— Exercise brief —
Work out how many lines hold the string "payable". Give that number and nothing more.

— Extracted records —
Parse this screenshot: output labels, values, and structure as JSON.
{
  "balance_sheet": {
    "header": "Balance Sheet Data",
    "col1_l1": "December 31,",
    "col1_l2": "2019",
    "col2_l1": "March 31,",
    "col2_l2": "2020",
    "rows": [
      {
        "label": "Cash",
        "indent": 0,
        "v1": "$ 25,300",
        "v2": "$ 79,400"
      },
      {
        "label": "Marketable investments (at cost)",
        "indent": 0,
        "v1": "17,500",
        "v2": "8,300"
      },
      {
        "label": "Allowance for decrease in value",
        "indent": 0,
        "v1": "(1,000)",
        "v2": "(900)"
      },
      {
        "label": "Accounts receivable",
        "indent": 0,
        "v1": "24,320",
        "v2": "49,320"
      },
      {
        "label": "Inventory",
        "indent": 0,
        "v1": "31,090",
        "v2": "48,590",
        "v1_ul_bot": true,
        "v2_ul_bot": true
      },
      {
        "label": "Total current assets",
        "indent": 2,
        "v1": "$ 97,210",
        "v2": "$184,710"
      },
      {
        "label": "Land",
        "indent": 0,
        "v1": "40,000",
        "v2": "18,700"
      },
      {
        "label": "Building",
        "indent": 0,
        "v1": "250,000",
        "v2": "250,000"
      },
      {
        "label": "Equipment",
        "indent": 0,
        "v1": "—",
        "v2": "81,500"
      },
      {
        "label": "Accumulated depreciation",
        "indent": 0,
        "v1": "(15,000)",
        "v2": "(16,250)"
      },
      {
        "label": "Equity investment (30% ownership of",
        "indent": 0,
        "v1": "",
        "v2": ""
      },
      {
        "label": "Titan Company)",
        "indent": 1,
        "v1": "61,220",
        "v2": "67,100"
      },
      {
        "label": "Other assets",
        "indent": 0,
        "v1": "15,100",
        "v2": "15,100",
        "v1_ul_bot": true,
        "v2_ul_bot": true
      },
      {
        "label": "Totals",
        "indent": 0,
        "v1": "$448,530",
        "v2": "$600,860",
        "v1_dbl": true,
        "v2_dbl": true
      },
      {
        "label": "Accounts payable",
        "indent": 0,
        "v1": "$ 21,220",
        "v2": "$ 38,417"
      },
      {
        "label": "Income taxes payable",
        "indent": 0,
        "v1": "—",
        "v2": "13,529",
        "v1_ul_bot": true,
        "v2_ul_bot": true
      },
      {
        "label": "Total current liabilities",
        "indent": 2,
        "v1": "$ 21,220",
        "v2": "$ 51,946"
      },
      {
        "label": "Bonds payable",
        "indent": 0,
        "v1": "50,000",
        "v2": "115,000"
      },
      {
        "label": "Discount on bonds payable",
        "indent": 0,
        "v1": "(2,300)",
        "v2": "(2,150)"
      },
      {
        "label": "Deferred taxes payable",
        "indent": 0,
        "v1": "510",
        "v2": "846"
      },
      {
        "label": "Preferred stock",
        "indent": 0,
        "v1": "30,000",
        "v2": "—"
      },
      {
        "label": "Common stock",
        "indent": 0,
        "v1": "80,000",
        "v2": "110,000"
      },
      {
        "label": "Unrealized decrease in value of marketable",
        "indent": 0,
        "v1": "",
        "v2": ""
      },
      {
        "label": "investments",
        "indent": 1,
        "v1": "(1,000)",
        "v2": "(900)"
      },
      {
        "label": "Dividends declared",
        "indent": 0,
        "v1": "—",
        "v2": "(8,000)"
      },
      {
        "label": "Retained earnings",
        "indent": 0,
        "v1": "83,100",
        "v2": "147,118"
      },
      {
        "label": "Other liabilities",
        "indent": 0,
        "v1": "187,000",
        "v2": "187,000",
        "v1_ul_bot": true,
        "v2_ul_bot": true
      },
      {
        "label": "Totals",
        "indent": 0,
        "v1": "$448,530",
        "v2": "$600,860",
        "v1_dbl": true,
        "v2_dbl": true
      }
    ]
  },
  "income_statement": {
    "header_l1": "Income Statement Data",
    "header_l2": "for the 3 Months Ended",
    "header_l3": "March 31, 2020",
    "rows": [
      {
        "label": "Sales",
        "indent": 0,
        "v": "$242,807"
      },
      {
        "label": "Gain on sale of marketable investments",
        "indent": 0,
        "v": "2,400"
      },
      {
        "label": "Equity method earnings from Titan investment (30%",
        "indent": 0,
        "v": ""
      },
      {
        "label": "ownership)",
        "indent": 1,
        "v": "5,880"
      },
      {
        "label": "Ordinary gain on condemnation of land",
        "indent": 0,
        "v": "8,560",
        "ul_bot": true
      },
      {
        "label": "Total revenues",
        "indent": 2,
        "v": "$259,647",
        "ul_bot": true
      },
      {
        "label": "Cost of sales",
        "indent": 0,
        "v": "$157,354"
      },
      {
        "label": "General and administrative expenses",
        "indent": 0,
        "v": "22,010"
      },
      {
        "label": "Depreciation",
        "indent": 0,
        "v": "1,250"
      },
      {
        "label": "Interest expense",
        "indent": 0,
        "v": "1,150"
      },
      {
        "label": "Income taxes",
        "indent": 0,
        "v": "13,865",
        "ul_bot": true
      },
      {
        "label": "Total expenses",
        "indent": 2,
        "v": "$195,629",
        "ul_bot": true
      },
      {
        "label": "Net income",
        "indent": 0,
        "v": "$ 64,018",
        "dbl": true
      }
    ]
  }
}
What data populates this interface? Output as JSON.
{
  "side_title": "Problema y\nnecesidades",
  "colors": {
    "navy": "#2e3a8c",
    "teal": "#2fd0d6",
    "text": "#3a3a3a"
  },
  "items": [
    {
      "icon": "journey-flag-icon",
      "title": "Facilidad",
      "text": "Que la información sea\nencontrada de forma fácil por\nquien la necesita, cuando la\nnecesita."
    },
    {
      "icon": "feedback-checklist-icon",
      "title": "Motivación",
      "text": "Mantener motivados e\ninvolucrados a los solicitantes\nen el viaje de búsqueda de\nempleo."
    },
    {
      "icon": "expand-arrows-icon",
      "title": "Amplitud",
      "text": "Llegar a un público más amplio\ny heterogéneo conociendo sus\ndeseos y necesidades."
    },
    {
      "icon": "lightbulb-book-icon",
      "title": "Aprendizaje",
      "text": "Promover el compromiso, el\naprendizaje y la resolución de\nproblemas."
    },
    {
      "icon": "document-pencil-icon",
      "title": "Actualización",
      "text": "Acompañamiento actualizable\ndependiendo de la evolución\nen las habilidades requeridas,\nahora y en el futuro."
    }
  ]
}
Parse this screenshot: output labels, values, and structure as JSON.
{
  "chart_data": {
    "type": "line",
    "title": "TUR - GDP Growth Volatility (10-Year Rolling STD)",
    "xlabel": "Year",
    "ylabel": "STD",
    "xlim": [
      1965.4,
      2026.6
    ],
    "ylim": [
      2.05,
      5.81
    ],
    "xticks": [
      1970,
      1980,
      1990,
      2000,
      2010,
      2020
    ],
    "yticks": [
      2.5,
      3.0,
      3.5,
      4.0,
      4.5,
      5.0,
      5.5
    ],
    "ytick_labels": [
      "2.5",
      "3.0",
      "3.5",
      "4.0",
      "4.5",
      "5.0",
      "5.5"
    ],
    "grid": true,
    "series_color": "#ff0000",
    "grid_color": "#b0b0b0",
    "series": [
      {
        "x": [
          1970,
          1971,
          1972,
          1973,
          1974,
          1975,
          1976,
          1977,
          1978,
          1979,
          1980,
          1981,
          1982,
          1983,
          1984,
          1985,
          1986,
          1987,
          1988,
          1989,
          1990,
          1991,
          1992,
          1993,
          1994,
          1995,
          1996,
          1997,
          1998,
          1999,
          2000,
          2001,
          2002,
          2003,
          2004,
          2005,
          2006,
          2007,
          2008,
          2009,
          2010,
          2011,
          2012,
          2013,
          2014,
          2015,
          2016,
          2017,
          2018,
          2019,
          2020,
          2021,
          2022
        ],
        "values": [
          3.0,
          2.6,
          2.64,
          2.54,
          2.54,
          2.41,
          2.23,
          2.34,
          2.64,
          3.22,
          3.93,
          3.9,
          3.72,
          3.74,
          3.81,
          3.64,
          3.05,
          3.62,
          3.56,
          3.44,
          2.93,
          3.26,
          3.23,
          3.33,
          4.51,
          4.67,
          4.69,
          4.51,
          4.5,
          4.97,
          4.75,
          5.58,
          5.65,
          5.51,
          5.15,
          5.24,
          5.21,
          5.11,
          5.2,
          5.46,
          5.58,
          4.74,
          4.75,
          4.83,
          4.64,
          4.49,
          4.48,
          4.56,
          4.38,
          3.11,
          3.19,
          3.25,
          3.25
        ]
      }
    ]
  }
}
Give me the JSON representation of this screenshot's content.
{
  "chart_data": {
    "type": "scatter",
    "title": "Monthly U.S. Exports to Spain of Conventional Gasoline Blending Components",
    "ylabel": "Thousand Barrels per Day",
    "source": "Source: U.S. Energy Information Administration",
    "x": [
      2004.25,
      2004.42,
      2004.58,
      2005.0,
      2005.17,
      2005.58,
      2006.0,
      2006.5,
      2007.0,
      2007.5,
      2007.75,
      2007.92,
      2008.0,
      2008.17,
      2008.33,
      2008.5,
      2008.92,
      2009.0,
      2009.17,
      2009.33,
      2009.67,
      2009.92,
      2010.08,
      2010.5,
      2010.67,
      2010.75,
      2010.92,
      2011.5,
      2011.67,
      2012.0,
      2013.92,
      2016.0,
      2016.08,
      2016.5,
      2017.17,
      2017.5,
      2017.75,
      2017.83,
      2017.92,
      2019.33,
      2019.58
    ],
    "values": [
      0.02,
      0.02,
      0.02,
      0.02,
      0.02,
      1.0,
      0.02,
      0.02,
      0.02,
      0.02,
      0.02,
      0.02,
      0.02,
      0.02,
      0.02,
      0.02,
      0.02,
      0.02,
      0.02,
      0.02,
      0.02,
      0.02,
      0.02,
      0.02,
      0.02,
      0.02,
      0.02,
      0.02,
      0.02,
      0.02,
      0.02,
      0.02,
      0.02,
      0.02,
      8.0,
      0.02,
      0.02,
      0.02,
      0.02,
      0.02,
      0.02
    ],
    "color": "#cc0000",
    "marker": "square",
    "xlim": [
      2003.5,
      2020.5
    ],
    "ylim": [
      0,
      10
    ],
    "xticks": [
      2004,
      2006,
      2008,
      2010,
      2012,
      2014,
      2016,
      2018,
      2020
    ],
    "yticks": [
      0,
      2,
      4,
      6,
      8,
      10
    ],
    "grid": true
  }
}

— Result of the exercise —
5